## WORK TO BE COMPLETED:
For each line of the data below that holds "Clinical", copy the line.

##### PROVIDED ENTRIES

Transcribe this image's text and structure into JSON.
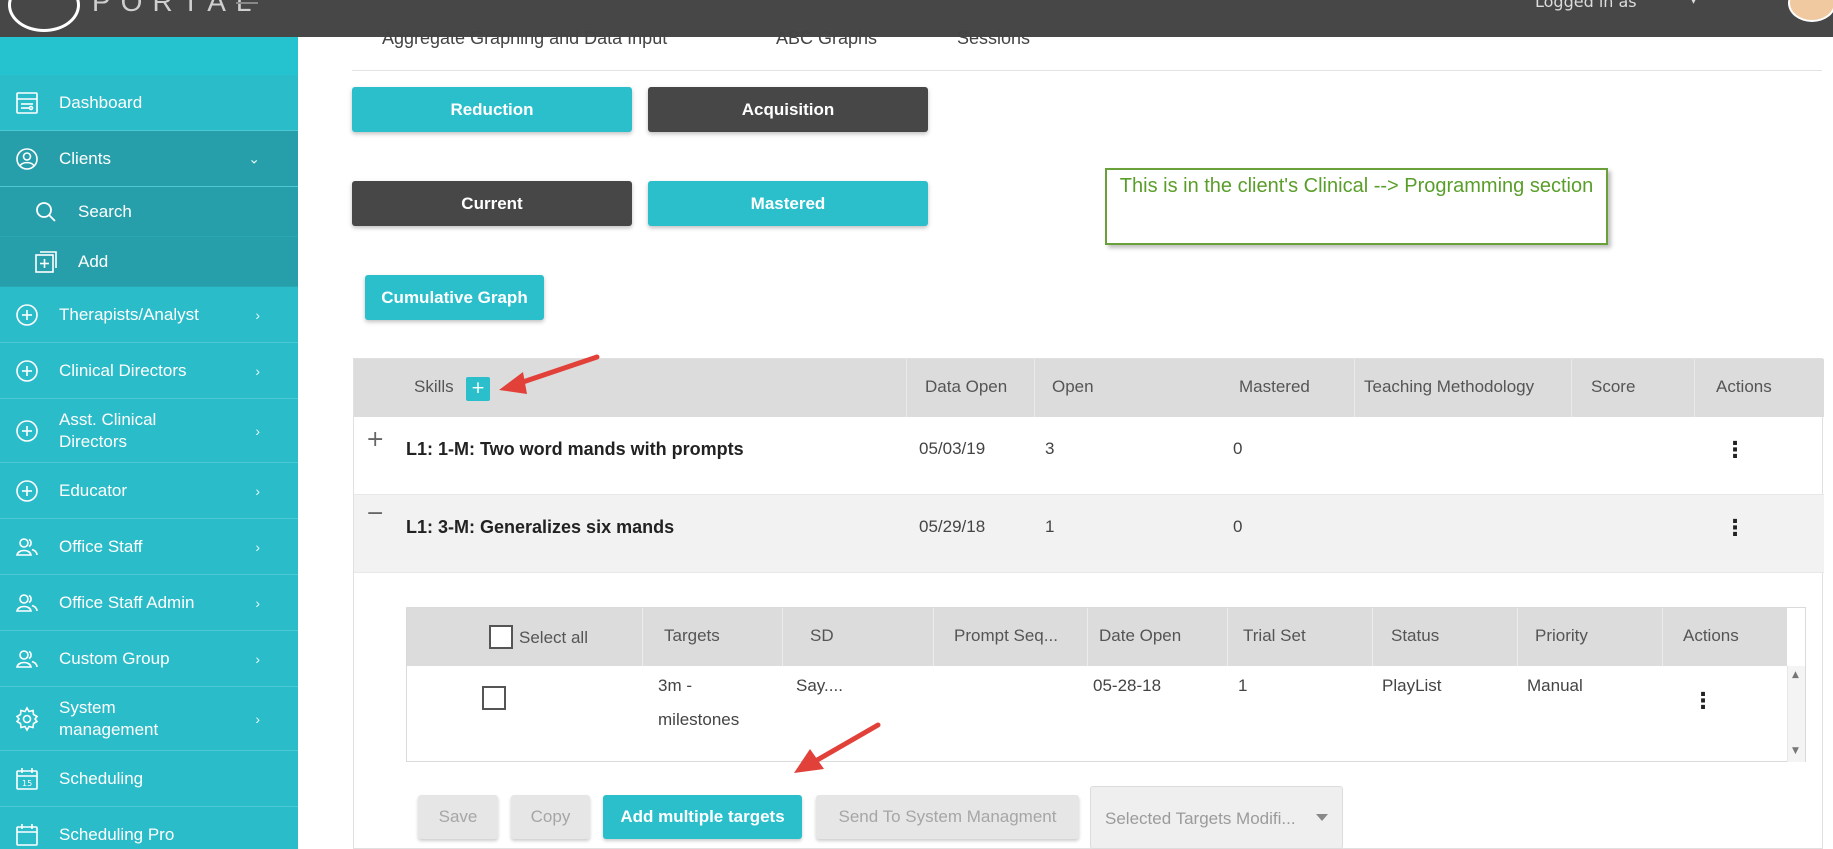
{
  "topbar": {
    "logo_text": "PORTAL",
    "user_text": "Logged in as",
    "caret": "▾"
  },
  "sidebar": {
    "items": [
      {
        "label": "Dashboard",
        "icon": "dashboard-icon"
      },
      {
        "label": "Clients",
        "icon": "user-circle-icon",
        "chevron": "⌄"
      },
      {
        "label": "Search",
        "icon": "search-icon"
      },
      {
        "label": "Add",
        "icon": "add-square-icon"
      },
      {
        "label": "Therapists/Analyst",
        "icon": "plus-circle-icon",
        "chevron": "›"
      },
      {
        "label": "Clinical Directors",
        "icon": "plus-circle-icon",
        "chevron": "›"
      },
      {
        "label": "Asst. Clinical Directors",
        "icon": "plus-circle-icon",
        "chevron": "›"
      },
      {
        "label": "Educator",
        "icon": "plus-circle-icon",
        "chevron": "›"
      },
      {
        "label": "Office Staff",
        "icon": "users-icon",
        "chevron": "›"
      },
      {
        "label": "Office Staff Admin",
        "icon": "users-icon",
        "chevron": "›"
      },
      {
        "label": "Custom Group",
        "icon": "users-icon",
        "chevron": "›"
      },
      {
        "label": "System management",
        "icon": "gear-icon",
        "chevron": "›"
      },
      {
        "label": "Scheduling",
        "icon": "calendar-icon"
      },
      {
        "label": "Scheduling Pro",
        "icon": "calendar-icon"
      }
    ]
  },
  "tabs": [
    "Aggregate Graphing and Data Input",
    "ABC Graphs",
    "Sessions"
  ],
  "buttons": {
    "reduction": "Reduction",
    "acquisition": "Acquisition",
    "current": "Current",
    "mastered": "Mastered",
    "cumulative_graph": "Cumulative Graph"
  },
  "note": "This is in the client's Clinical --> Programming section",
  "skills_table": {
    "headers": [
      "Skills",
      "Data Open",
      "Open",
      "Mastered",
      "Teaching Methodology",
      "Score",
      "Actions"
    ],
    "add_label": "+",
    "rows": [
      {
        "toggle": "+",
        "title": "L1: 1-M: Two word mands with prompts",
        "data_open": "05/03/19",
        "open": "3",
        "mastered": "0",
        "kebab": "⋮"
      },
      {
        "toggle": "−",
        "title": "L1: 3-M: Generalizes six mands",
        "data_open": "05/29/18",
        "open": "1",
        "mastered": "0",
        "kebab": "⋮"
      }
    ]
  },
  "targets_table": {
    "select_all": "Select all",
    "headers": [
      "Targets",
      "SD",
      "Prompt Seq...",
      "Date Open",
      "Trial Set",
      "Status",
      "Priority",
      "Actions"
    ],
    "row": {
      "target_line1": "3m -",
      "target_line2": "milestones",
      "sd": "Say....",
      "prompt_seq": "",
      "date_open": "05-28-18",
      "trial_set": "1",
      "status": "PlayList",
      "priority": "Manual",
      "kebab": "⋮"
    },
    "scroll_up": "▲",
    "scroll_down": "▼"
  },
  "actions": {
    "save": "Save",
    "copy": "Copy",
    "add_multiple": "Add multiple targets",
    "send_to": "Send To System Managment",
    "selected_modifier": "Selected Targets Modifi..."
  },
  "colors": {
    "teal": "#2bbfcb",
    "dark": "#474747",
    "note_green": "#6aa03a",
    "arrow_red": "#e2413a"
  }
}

##########
##### PROVIDED ENTRIES

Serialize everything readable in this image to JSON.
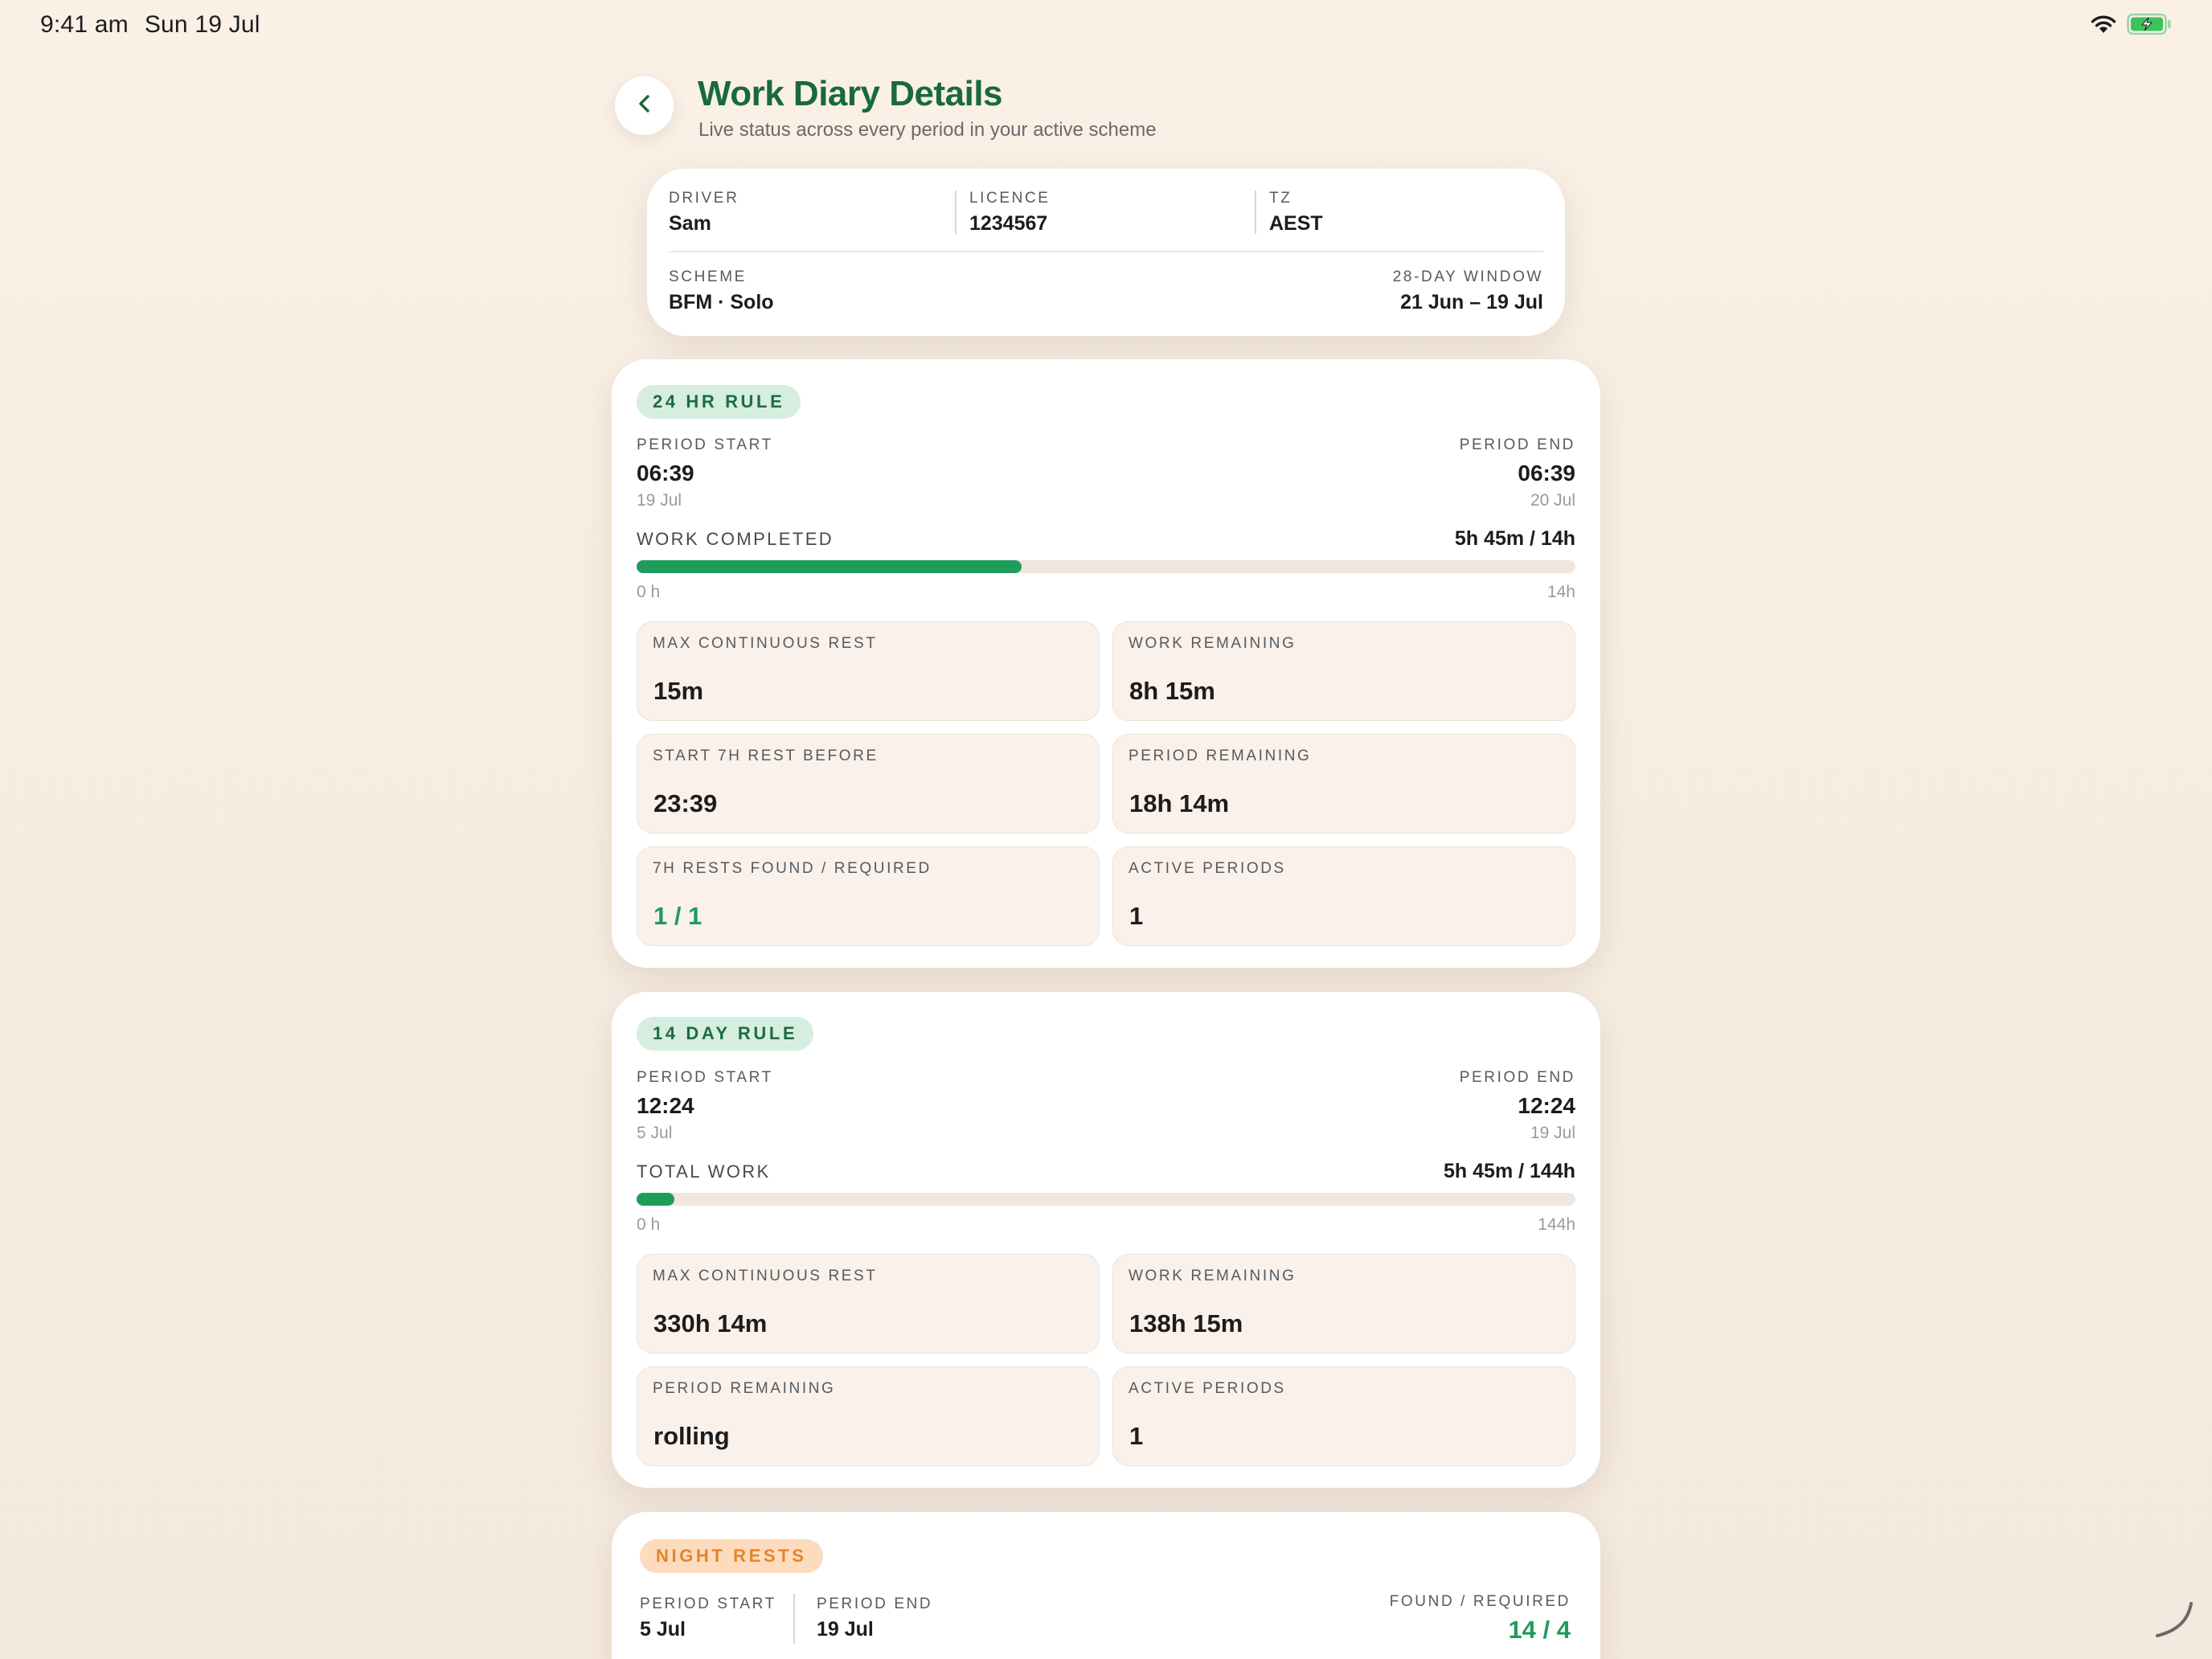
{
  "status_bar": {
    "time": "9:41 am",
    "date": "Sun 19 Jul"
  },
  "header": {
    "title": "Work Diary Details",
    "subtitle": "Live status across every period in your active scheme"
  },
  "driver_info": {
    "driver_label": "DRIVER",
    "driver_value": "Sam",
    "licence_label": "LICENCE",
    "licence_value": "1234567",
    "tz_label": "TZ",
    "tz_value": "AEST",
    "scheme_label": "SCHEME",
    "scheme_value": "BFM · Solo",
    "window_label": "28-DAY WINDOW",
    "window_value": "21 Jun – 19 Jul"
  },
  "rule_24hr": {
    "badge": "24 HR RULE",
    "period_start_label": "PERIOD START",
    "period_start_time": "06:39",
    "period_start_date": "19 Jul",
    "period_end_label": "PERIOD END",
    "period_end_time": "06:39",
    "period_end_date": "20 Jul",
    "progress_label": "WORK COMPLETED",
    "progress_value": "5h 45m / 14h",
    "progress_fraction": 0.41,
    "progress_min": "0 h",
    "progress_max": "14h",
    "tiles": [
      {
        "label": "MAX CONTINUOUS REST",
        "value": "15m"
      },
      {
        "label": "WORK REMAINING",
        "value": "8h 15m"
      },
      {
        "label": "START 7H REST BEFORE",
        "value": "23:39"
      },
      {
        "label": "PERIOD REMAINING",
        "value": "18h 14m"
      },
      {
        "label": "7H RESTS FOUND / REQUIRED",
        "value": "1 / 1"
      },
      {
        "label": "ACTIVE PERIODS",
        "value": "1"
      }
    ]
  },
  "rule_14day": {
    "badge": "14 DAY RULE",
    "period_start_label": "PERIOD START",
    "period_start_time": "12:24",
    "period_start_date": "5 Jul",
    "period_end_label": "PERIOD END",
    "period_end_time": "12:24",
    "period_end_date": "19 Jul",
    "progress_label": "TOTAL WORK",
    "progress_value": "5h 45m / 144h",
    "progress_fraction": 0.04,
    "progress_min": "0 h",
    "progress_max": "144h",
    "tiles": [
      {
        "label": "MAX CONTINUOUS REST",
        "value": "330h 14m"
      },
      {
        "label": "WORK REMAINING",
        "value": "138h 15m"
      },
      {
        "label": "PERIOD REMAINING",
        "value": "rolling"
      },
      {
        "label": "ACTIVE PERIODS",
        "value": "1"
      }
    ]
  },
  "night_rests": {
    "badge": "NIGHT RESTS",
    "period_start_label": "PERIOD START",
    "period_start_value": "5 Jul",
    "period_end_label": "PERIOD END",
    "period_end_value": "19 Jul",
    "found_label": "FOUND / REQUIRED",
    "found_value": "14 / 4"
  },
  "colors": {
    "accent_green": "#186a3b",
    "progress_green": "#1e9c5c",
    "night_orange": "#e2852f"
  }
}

##########

## WRITTEN ANSWER:
        "label": "Clinical Directors",
        "label": "Asst. Clinical Directors",
  "note": "This is in the client's Clinical --> Programming section",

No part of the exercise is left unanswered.